> [THE EXERCISE]: All of the records listed below should be retyped exactly.

> [RECORDS SHOWN]:
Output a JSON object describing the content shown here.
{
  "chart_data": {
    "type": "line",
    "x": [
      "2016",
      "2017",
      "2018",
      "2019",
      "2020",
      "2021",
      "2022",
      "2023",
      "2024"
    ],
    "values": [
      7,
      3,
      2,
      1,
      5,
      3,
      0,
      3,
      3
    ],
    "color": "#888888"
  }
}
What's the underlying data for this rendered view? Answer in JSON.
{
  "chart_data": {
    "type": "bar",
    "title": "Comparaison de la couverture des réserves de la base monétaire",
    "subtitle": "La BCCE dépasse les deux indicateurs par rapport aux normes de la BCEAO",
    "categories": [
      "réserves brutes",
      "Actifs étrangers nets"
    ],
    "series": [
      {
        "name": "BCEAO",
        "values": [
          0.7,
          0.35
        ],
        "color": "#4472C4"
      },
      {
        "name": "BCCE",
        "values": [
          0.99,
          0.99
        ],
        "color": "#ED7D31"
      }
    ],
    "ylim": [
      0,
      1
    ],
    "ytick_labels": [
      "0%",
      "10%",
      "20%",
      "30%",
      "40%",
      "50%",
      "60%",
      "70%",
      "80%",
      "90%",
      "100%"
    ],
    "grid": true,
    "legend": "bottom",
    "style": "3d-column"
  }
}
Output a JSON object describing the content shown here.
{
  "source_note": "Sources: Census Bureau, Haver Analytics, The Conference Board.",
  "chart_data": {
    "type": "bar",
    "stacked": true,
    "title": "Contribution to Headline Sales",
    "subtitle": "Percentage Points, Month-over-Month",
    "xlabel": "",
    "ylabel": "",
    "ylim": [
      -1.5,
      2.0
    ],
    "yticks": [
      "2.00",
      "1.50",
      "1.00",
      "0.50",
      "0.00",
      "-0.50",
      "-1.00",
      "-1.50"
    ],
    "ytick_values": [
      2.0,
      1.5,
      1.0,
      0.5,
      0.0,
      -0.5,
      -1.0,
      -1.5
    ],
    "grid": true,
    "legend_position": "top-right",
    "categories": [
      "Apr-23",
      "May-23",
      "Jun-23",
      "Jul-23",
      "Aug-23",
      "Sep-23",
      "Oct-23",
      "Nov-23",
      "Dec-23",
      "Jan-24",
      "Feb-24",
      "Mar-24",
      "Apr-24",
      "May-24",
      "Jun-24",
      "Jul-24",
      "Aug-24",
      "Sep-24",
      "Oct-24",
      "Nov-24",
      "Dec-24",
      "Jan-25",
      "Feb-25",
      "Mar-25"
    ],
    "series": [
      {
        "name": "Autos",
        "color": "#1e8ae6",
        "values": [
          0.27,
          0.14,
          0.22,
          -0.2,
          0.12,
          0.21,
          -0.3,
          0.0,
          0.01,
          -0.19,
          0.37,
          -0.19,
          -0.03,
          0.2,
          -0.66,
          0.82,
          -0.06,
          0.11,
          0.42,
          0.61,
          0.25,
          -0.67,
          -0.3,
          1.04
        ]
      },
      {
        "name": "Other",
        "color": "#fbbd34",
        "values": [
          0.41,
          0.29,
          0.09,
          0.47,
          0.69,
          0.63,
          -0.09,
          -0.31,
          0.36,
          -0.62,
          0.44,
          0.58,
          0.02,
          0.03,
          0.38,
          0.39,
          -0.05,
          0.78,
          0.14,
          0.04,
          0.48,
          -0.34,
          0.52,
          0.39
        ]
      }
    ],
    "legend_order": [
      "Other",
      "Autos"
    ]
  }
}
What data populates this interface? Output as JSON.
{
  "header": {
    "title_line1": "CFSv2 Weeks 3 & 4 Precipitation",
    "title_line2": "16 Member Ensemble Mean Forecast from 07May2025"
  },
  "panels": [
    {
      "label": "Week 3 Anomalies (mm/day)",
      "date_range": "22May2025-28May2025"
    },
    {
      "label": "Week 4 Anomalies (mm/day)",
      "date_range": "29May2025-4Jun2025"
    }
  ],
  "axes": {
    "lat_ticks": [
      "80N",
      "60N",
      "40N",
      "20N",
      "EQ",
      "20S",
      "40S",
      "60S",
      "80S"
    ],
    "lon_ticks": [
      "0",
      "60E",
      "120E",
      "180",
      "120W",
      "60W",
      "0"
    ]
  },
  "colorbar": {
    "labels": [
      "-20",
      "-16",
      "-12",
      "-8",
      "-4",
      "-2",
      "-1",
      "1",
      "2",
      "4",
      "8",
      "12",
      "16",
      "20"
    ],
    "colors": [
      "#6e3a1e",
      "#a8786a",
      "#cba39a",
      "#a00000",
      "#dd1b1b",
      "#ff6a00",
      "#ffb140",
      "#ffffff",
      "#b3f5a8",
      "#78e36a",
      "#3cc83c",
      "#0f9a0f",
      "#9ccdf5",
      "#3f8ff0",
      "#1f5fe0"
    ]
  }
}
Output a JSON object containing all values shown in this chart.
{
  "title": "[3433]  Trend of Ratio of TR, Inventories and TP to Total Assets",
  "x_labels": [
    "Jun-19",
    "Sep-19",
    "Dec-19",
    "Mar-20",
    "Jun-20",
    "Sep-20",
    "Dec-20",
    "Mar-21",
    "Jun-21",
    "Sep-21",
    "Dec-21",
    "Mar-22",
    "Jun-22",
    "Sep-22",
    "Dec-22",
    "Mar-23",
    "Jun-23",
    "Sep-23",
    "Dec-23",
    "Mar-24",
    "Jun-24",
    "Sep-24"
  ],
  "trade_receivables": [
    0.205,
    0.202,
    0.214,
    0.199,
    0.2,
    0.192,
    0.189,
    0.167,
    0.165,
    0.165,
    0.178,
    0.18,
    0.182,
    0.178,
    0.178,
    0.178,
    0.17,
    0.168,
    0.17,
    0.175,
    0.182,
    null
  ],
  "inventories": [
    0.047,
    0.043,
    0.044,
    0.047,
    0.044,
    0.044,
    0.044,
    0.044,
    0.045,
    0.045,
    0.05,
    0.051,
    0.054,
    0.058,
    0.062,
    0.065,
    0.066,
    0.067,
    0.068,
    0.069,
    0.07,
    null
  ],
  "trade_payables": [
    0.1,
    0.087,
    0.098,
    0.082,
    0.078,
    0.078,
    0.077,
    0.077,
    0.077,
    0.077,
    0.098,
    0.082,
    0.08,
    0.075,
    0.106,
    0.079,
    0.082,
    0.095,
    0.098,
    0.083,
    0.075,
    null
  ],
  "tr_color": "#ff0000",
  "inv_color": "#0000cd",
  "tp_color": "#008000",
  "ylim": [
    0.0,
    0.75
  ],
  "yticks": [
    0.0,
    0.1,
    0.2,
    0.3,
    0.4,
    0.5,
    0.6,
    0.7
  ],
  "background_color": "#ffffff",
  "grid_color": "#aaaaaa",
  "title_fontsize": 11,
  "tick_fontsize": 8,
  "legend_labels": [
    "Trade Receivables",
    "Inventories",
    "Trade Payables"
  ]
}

> [TASK SOLUTION]:
Output a JSON object describing the content shown here.
{
  "chart_data": {
    "type": "line",
    "x": [
      "2016",
      "2017",
      "2018",
      "2019",
      "2020",
      "2021",
      "2022",
      "2023",
      "2024"
    ],
    "values": [
      7,
      3,
      2,
      1,
      5,
      3,
      0,
      3,
      3
    ],
    "color": "#888888"
  }
}
What's the underlying data for this rendered view? Answer in JSON.
{
  "chart_data": {
    "type": "bar",
    "title": "Comparaison de la couverture des réserves de la base monétaire",
    "subtitle": "La BCCE dépasse les deux indicateurs par rapport aux normes de la BCEAO",
    "categories": [
      "réserves brutes",
      "Actifs étrangers nets"
    ],
    "series": [
      {
        "name": "BCEAO",
        "values": [
          0.7,
          0.35
        ],
        "color": "#4472C4"
      },
      {
        "name": "BCCE",
        "values": [
          0.99,
          0.99
        ],
        "color": "#ED7D31"
      }
    ],
    "ylim": [
      0,
      1
    ],
    "ytick_labels": [
      "0%",
      "10%",
      "20%",
      "30%",
      "40%",
      "50%",
      "60%",
      "70%",
      "80%",
      "90%",
      "100%"
    ],
    "grid": true,
    "legend": "bottom",
    "style": "3d-column"
  }
}
Output a JSON object describing the content shown here.
{
  "source_note": "Sources: Census Bureau, Haver Analytics, The Conference Board.",
  "chart_data": {
    "type": "bar",
    "stacked": true,
    "title": "Contribution to Headline Sales",
    "subtitle": "Percentage Points, Month-over-Month",
    "xlabel": "",
    "ylabel": "",
    "ylim": [
      -1.5,
      2.0
    ],
    "yticks": [
      "2.00",
      "1.50",
      "1.00",
      "0.50",
      "0.00",
      "-0.50",
      "-1.00",
      "-1.50"
    ],
    "ytick_values": [
      2.0,
      1.5,
      1.0,
      0.5,
      0.0,
      -0.5,
      -1.0,
      -1.5
    ],
    "grid": true,
    "legend_position": "top-right",
    "categories": [
      "Apr-23",
      "May-23",
      "Jun-23",
      "Jul-23",
      "Aug-23",
      "Sep-23",
      "Oct-23",
      "Nov-23",
      "Dec-23",
      "Jan-24",
      "Feb-24",
      "Mar-24",
      "Apr-24",
      "May-24",
      "Jun-24",
      "Jul-24",
      "Aug-24",
      "Sep-24",
      "Oct-24",
      "Nov-24",
      "Dec-24",
      "Jan-25",
      "Feb-25",
      "Mar-25"
    ],
    "series": [
      {
        "name": "Autos",
        "color": "#1e8ae6",
        "values": [
          0.27,
          0.14,
          0.22,
          -0.2,
          0.12,
          0.21,
          -0.3,
          0.0,
          0.01,
          -0.19,
          0.37,
          -0.19,
          -0.03,
          0.2,
          -0.66,
          0.82,
          -0.06,
          0.11,
          0.42,
          0.61,
          0.25,
          -0.67,
          -0.3,
          1.04
        ]
      },
      {
        "name": "Other",
        "color": "#fbbd34",
        "values": [
          0.41,
          0.29,
          0.09,
          0.47,
          0.69,
          0.63,
          -0.09,
          -0.31,
          0.36,
          -0.62,
          0.44,
          0.58,
          0.02,
          0.03,
          0.38,
          0.39,
          -0.05,
          0.78,
          0.14,
          0.04,
          0.48,
          -0.34,
          0.52,
          0.39
        ]
      }
    ],
    "legend_order": [
      "Other",
      "Autos"
    ]
  }
}
What data populates this interface? Output as JSON.
{
  "header": {
    "title_line1": "CFSv2 Weeks 3 & 4 Precipitation",
    "title_line2": "16 Member Ensemble Mean Forecast from 07May2025"
  },
  "panels": [
    {
      "label": "Week 3 Anomalies (mm/day)",
      "date_range": "22May2025-28May2025"
    },
    {
      "label": "Week 4 Anomalies (mm/day)",
      "date_range": "29May2025-4Jun2025"
    }
  ],
  "axes": {
    "lat_ticks": [
      "80N",
      "60N",
      "40N",
      "20N",
      "EQ",
      "20S",
      "40S",
      "60S",
      "80S"
    ],
    "lon_ticks": [
      "0",
      "60E",
      "120E",
      "180",
      "120W",
      "60W",
      "0"
    ]
  },
  "colorbar": {
    "labels": [
      "-20",
      "-16",
      "-12",
      "-8",
      "-4",
      "-2",
      "-1",
      "1",
      "2",
      "4",
      "8",
      "12",
      "16",
      "20"
    ],
    "colors": [
      "#6e3a1e",
      "#a8786a",
      "#cba39a",
      "#a00000",
      "#dd1b1b",
      "#ff6a00",
      "#ffb140",
      "#ffffff",
      "#b3f5a8",
      "#78e36a",
      "#3cc83c",
      "#0f9a0f",
      "#9ccdf5",
      "#3f8ff0",
      "#1f5fe0"
    ]
  }
}
Output a JSON object containing all values shown in this chart.
{
  "title": "[3433]  Trend of Ratio of TR, Inventories and TP to Total Assets",
  "x_labels": [
    "Jun-19",
    "Sep-19",
    "Dec-19",
    "Mar-20",
    "Jun-20",
    "Sep-20",
    "Dec-20",
    "Mar-21",
    "Jun-21",
    "Sep-21",
    "Dec-21",
    "Mar-22",
    "Jun-22",
    "Sep-22",
    "Dec-22",
    "Mar-23",
    "Jun-23",
    "Sep-23",
    "Dec-23",
    "Mar-24",
    "Jun-24",
    "Sep-24"
  ],
  "trade_receivables": [
    0.205,
    0.202,
    0.214,
    0.199,
    0.2,
    0.192,
    0.189,
    0.167,
    0.165,
    0.165,
    0.178,
    0.18,
    0.182,
    0.178,
    0.178,
    0.178,
    0.17,
    0.168,
    0.17,
    0.175,
    0.182,
    null
  ],
  "inventories": [
    0.047,
    0.043,
    0.044,
    0.047,
    0.044,
    0.044,
    0.044,
    0.044,
    0.045,
    0.045,
    0.05,
    0.051,
    0.054,
    0.058,
    0.062,
    0.065,
    0.066,
    0.067,
    0.068,
    0.069,
    0.07,
    null
  ],
  "trade_payables": [
    0.1,
    0.087,
    0.098,
    0.082,
    0.078,
    0.078,
    0.077,
    0.077,
    0.077,
    0.077,
    0.098,
    0.082,
    0.08,
    0.075,
    0.106,
    0.079,
    0.082,
    0.095,
    0.098,
    0.083,
    0.075,
    null
  ],
  "tr_color": "#ff0000",
  "inv_color": "#0000cd",
  "tp_color": "#008000",
  "ylim": [
    0.0,
    0.75
  ],
  "yticks": [
    0.0,
    0.1,
    0.2,
    0.3,
    0.4,
    0.5,
    0.6,
    0.7
  ],
  "background_color": "#ffffff",
  "grid_color": "#aaaaaa",
  "title_fontsize": 11,
  "tick_fontsize": 8,
  "legend_labels": [
    "Trade Receivables",
    "Inventories",
    "Trade Payables"
  ]
}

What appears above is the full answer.